→ Prompt: Copy the records below exactly, leaving out any pictures.

→ Data section:
○ ○ ○ ○ ○ ○ ○

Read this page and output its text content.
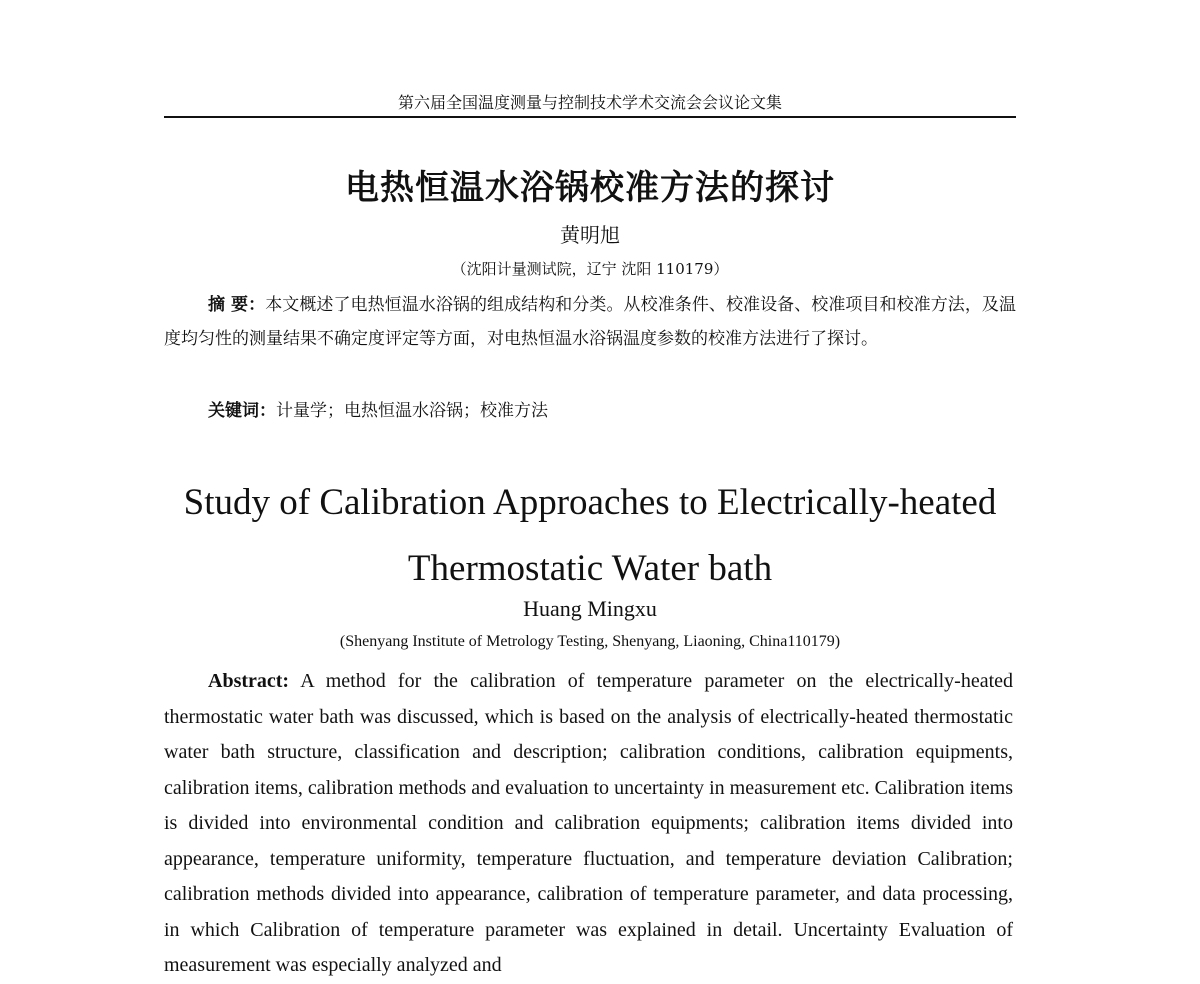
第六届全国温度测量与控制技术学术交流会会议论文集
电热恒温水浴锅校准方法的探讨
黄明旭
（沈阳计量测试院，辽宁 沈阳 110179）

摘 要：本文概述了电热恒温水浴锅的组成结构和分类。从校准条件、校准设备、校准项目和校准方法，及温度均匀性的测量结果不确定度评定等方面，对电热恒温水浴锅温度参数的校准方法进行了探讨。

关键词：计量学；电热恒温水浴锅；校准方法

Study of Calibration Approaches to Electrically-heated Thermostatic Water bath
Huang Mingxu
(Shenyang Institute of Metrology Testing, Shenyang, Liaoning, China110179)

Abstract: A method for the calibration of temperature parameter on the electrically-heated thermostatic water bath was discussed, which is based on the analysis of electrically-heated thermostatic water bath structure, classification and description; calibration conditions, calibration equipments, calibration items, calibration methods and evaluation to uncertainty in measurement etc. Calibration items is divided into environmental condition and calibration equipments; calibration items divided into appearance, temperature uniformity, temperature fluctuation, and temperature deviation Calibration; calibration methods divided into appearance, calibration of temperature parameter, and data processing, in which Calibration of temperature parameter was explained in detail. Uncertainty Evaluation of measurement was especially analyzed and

○ ○ ○ ○ ○ ○ ○

→ Solution to this exercise:
Read this page and output its text content.
第六届全国温度测量与控制技术学术交流会会议论文集
电热恒温水浴锅校准方法的探讨
黄明旭
（沈阳计量测试院，辽宁 沈阳 110179）

摘 要：本文概述了电热恒温水浴锅的组成结构和分类。从校准条件、校准设备、校准项目和校准方法，及温度均匀性的测量结果不确定度评定等方面，对电热恒温水浴锅温度参数的校准方法进行了探讨。

关键词：计量学；电热恒温水浴锅；校准方法

Study of Calibration Approaches to Electrically-heated Thermostatic Water bath
Huang Mingxu
(Shenyang Institute of Metrology Testing, Shenyang, Liaoning, China110179)

Abstract: A method for the calibration of temperature parameter on the electrically-heated thermostatic water bath was discussed, which is based on the analysis of electrically-heated thermostatic water bath structure, classification and description; calibration conditions, calibration equipments, calibration items, calibration methods and evaluation to uncertainty in measurement etc. Calibration items is divided into environmental condition and calibration equipments; calibration items divided into appearance, temperature uniformity, temperature fluctuation, and temperature deviation Calibration; calibration methods divided into appearance, calibration of temperature parameter, and data processing, in which Calibration of temperature parameter was explained in detail. Uncertainty Evaluation of measurement was especially analyzed and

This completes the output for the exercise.